* _DESCRIPTION OF THE TASK_: Report, as a bare number, how many lines contain the string "from".

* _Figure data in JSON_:
◇ ◇ ◇ ◇
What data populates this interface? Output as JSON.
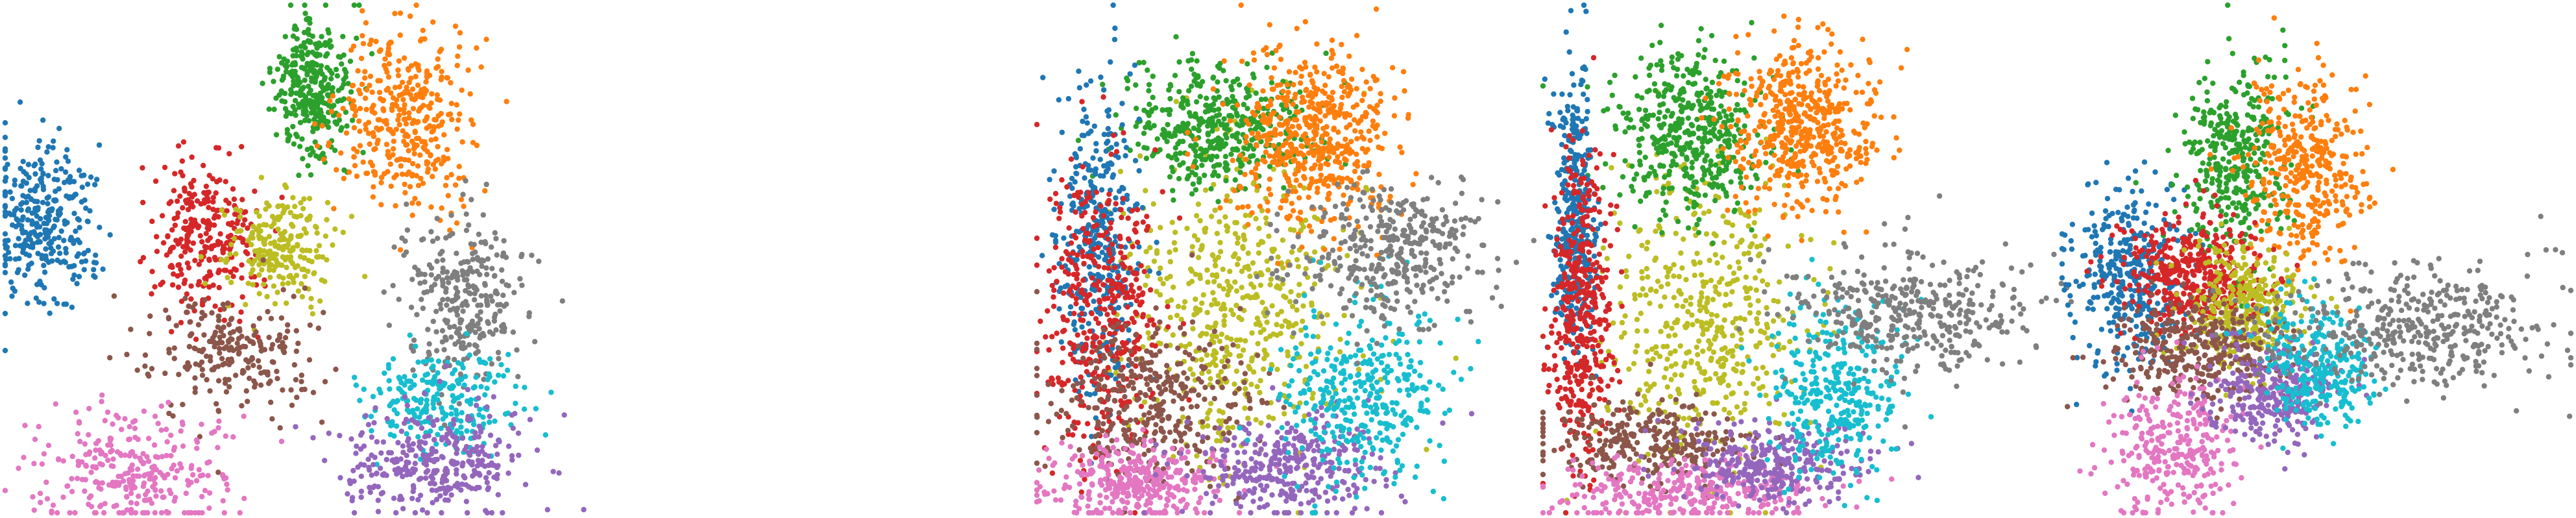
{
  "chart_data": [
    {
      "type": "scatter",
      "panel": 1,
      "xlim": [
        0,
        100
      ],
      "ylim": [
        0,
        100
      ],
      "grid": false,
      "axes_visible": false,
      "legend": "none",
      "clusters": [
        {
          "color": "#1f77b4",
          "center": [
            6,
            56
          ],
          "spread": [
            4,
            8
          ],
          "n": 320
        },
        {
          "color": "#2ca02c",
          "center": [
            48,
            84
          ],
          "spread": [
            3,
            7
          ],
          "n": 330
        },
        {
          "color": "#ff7f0e",
          "center": [
            63,
            78
          ],
          "spread": [
            5,
            9
          ],
          "n": 380
        },
        {
          "color": "#d62728",
          "center": [
            31,
            55
          ],
          "spread": [
            4,
            8
          ],
          "n": 280
        },
        {
          "color": "#bcbd22",
          "center": [
            43,
            52
          ],
          "spread": [
            4,
            6
          ],
          "n": 230
        },
        {
          "color": "#8c564b",
          "center": [
            36,
            32
          ],
          "spread": [
            7,
            6
          ],
          "n": 230
        },
        {
          "color": "#e377c2",
          "center": [
            20,
            8
          ],
          "spread": [
            7,
            6
          ],
          "n": 290
        },
        {
          "color": "#7f7f7f",
          "center": [
            72,
            42
          ],
          "spread": [
            5,
            8
          ],
          "n": 300
        },
        {
          "color": "#17becf",
          "center": [
            68,
            22
          ],
          "spread": [
            6,
            5
          ],
          "n": 240
        },
        {
          "color": "#9467bd",
          "center": [
            67,
            10
          ],
          "spread": [
            7,
            5
          ],
          "n": 330
        }
      ]
    },
    {
      "type": "scatter",
      "panel": 2,
      "xlim": [
        0,
        100
      ],
      "ylim": [
        0,
        100
      ],
      "grid": false,
      "axes_visible": false,
      "legend": "none",
      "clusters": [
        {
          "color": "#bcbd22",
          "center": [
            40,
            40
          ],
          "spread": [
            11,
            15
          ],
          "n": 520
        },
        {
          "color": "#2ca02c",
          "center": [
            36,
            76
          ],
          "spread": [
            9,
            6
          ],
          "n": 440
        },
        {
          "color": "#ff7f0e",
          "center": [
            55,
            74
          ],
          "spread": [
            8,
            9
          ],
          "n": 540
        },
        {
          "color": "#1f77b4",
          "center": [
            12,
            53
          ],
          "spread": [
            4,
            15
          ],
          "n": 380
        },
        {
          "color": "#d62728",
          "center": [
            13,
            40
          ],
          "spread": [
            6,
            15
          ],
          "n": 420
        },
        {
          "color": "#8c564b",
          "center": [
            22,
            22
          ],
          "spread": [
            10,
            8
          ],
          "n": 360
        },
        {
          "color": "#e377c2",
          "center": [
            20,
            6
          ],
          "spread": [
            9,
            4
          ],
          "n": 340
        },
        {
          "color": "#9467bd",
          "center": [
            48,
            9
          ],
          "spread": [
            10,
            5
          ],
          "n": 330
        },
        {
          "color": "#17becf",
          "center": [
            64,
            23
          ],
          "spread": [
            8,
            9
          ],
          "n": 360
        },
        {
          "color": "#7f7f7f",
          "center": [
            71,
            51
          ],
          "spread": [
            9,
            7
          ],
          "n": 380
        }
      ]
    },
    {
      "type": "scatter",
      "panel": 3,
      "xlim": [
        0,
        100
      ],
      "ylim": [
        0,
        100
      ],
      "grid": false,
      "axes_visible": false,
      "legend": "none",
      "clusters": [
        {
          "color": "#bcbd22",
          "center": [
            30,
            38
          ],
          "spread": [
            9,
            14
          ],
          "n": 480
        },
        {
          "color": "#2ca02c",
          "center": [
            28,
            75
          ],
          "spread": [
            7,
            8
          ],
          "n": 460
        },
        {
          "color": "#ff7f0e",
          "center": [
            49,
            76
          ],
          "spread": [
            7,
            8
          ],
          "n": 500
        },
        {
          "color": "#1f77b4",
          "center": [
            6,
            58
          ],
          "spread": [
            2,
            14
          ],
          "n": 380
        },
        {
          "color": "#d62728",
          "center": [
            7,
            40
          ],
          "spread": [
            3,
            15
          ],
          "n": 420
        },
        {
          "color": "#8c564b",
          "center": [
            20,
            14
          ],
          "spread": [
            10,
            4
          ],
          "n": 300
        },
        {
          "color": "#e377c2",
          "center": [
            28,
            4
          ],
          "spread": [
            12,
            3
          ],
          "n": 320
        },
        {
          "color": "#9467bd",
          "center": [
            44,
            10
          ],
          "spread": [
            9,
            4
          ],
          "n": 300
        },
        {
          "color": "#17becf",
          "center": [
            55,
            24
          ],
          "spread": [
            6,
            9
          ],
          "n": 340
        },
        {
          "color": "#7f7f7f",
          "center": [
            70,
            40
          ],
          "spread": [
            12,
            6
          ],
          "n": 380
        }
      ]
    },
    {
      "type": "scatter",
      "panel": 4,
      "xlim": [
        0,
        100
      ],
      "ylim": [
        0,
        100
      ],
      "grid": false,
      "axes_visible": false,
      "legend": "none",
      "clusters": [
        {
          "color": "#1f77b4",
          "center": [
            14,
            46
          ],
          "spread": [
            6,
            9
          ],
          "n": 380
        },
        {
          "color": "#2ca02c",
          "center": [
            34,
            70
          ],
          "spread": [
            5,
            9
          ],
          "n": 360
        },
        {
          "color": "#ff7f0e",
          "center": [
            48,
            68
          ],
          "spread": [
            6,
            9
          ],
          "n": 380
        },
        {
          "color": "#d62728",
          "center": [
            26,
            47
          ],
          "spread": [
            7,
            6
          ],
          "n": 420
        },
        {
          "color": "#bcbd22",
          "center": [
            36,
            40
          ],
          "spread": [
            6,
            6
          ],
          "n": 360
        },
        {
          "color": "#8c564b",
          "center": [
            26,
            32
          ],
          "spread": [
            9,
            5
          ],
          "n": 330
        },
        {
          "color": "#e377c2",
          "center": [
            22,
            13
          ],
          "spread": [
            7,
            7
          ],
          "n": 300
        },
        {
          "color": "#9467bd",
          "center": [
            42,
            24
          ],
          "spread": [
            6,
            5
          ],
          "n": 300
        },
        {
          "color": "#17becf",
          "center": [
            50,
            29
          ],
          "spread": [
            6,
            6
          ],
          "n": 300
        },
        {
          "color": "#7f7f7f",
          "center": [
            70,
            36
          ],
          "spread": [
            14,
            6
          ],
          "n": 400
        }
      ]
    }
  ]
}
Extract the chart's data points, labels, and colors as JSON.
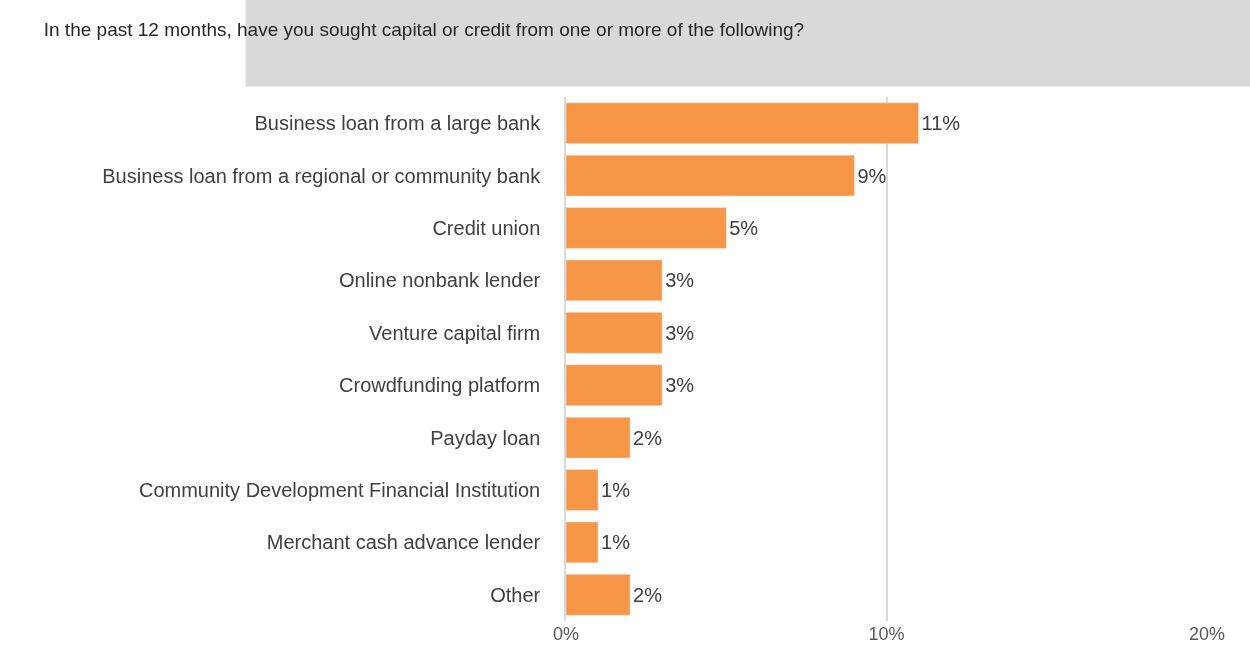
{
  "chart_data": {
    "type": "bar",
    "orientation": "horizontal",
    "title": "In the past 12 months, have you sought capital or credit from one or more of the following?",
    "categories": [
      "Business loan from a large bank",
      "Business loan from a regional or community bank",
      "Credit union",
      "Online nonbank lender",
      "Venture capital firm",
      "Crowdfunding platform",
      "Payday loan",
      "Community Development Financial Institution",
      "Merchant cash advance lender",
      "Other"
    ],
    "values": [
      11,
      9,
      5,
      3,
      3,
      3,
      2,
      1,
      1,
      2
    ],
    "value_labels": [
      "11%",
      "9%",
      "5%",
      "3%",
      "3%",
      "3%",
      "2%",
      "1%",
      "1%",
      "2%"
    ],
    "color": "#f79646",
    "xlim": [
      0,
      20
    ],
    "xticks": [
      {
        "value": 0,
        "label": "0%"
      },
      {
        "value": 10,
        "label": "10%"
      },
      {
        "value": 20,
        "label": "20%"
      }
    ],
    "grid": "x",
    "legend": false
  }
}
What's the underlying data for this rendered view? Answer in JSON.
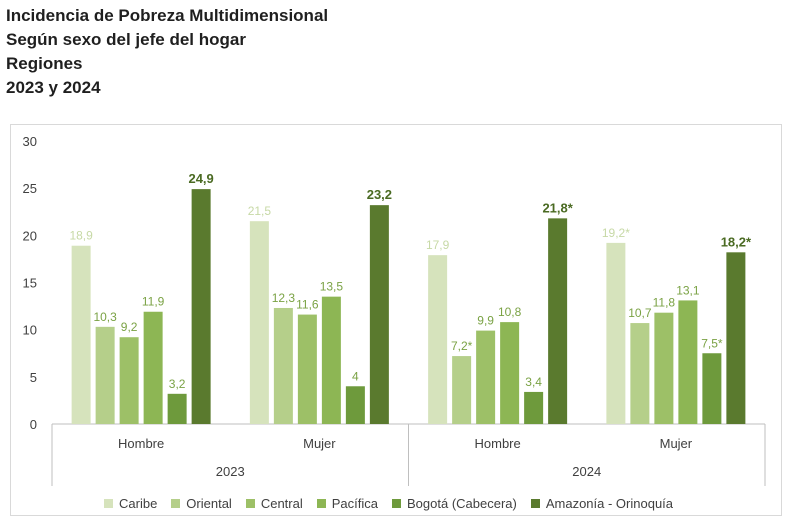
{
  "title_lines": [
    "Incidencia de Pobreza Multidimensional",
    "Según sexo del jefe del hogar",
    "Regiones",
    "2023 y 2024"
  ],
  "chart_data": {
    "type": "bar",
    "title": "Incidencia de Pobreza Multidimensional",
    "ylim": [
      0,
      30
    ],
    "yticks": [
      "0",
      "5",
      "10",
      "15",
      "20",
      "25",
      "30"
    ],
    "grid": false,
    "legend_position": "bottom",
    "groups": [
      {
        "year": "2023",
        "categories": [
          "Hombre",
          "Mujer"
        ]
      },
      {
        "year": "2024",
        "categories": [
          "Hombre",
          "Mujer"
        ]
      }
    ],
    "series": [
      {
        "name": "Caribe",
        "color": "#d6e3bc",
        "values": [
          18.9,
          21.5,
          17.9,
          19.2
        ],
        "labels": [
          "18,9",
          "21,5",
          "17,9",
          "19,2*"
        ]
      },
      {
        "name": "Oriental",
        "color": "#b5cf8a",
        "values": [
          10.3,
          12.3,
          7.2,
          10.7
        ],
        "labels": [
          "10,3",
          "12,3",
          "7,2*",
          "10,7"
        ]
      },
      {
        "name": "Central",
        "color": "#9dc067",
        "values": [
          9.2,
          11.6,
          9.9,
          11.8
        ],
        "labels": [
          "9,2",
          "11,6",
          "9,9",
          "11,8"
        ]
      },
      {
        "name": "Pacífica",
        "color": "#8db654",
        "values": [
          11.9,
          13.5,
          10.8,
          13.1
        ],
        "labels": [
          "11,9",
          "13,5",
          "10,8",
          "13,1"
        ]
      },
      {
        "name": "Bogotá (Cabecera)",
        "color": "#6e9a3c",
        "values": [
          3.2,
          4,
          3.4,
          7.5
        ],
        "labels": [
          "3,2",
          "4",
          "3,4",
          "7,5*"
        ]
      },
      {
        "name": "Amazonía - Orinoquía",
        "color": "#5a7a2e",
        "values": [
          24.9,
          23.2,
          21.8,
          18.2
        ],
        "labels": [
          "24,9",
          "23,2",
          "21,8*",
          "18,2*"
        ]
      }
    ]
  }
}
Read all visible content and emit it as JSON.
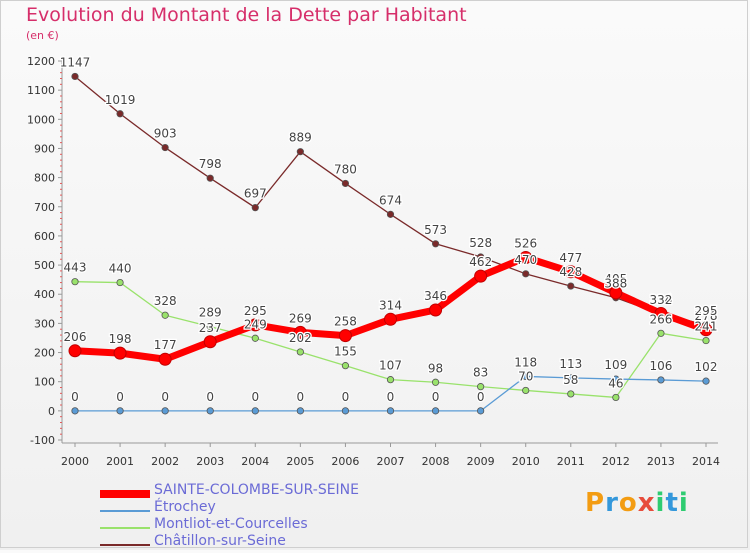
{
  "title": "Evolution du Montant de la Dette par Habitant",
  "unit_label": "(en €)",
  "brand": {
    "text": "Proxiti",
    "letters": [
      {
        "ch": "P",
        "color": "#f39c12"
      },
      {
        "ch": "r",
        "color": "#3498db"
      },
      {
        "ch": "o",
        "color": "#f39c12"
      },
      {
        "ch": "x",
        "color": "#e74c3c"
      },
      {
        "ch": "i",
        "color": "#2ecc71"
      },
      {
        "ch": "t",
        "color": "#3498db"
      },
      {
        "ch": "i",
        "color": "#2ecc71"
      }
    ]
  },
  "chart_data": {
    "type": "line",
    "title": "Evolution du Montant de la Dette par Habitant",
    "x": [
      "2000",
      "2001",
      "2002",
      "2003",
      "2004",
      "2005",
      "2006",
      "2007",
      "2008",
      "2009",
      "2010",
      "2011",
      "2012",
      "2013",
      "2014"
    ],
    "ylim": [
      -100,
      1200
    ],
    "yticks": [
      -100,
      0,
      100,
      200,
      300,
      400,
      500,
      600,
      700,
      800,
      900,
      1000,
      1100,
      1200
    ],
    "grid": false,
    "legend_position": "bottom-left",
    "series": [
      {
        "name": "SAINTE-COLOMBE-SUR-SEINE",
        "color": "#ff0000",
        "values": [
          206,
          198,
          177,
          237,
          295,
          269,
          258,
          314,
          346,
          462,
          526,
          477,
          405,
          334,
          278
        ]
      },
      {
        "name": "Étrochey",
        "color": "#5a9bd5",
        "values": [
          0,
          0,
          0,
          0,
          0,
          0,
          0,
          0,
          0,
          0,
          118,
          113,
          109,
          106,
          102
        ]
      },
      {
        "name": "Montliot-et-Courcelles",
        "color": "#99e26b",
        "values": [
          443,
          440,
          328,
          289,
          249,
          202,
          155,
          107,
          98,
          83,
          70,
          58,
          46,
          266,
          241
        ]
      },
      {
        "name": "Châtillon-sur-Seine",
        "color": "#7a2a2a",
        "values": [
          1147,
          1019,
          903,
          798,
          697,
          889,
          780,
          674,
          573,
          528,
          470,
          428,
          388,
          332,
          295
        ]
      }
    ]
  }
}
◇ ◇ ◇ ◇
* _EXERCISE RESPONSE_: 3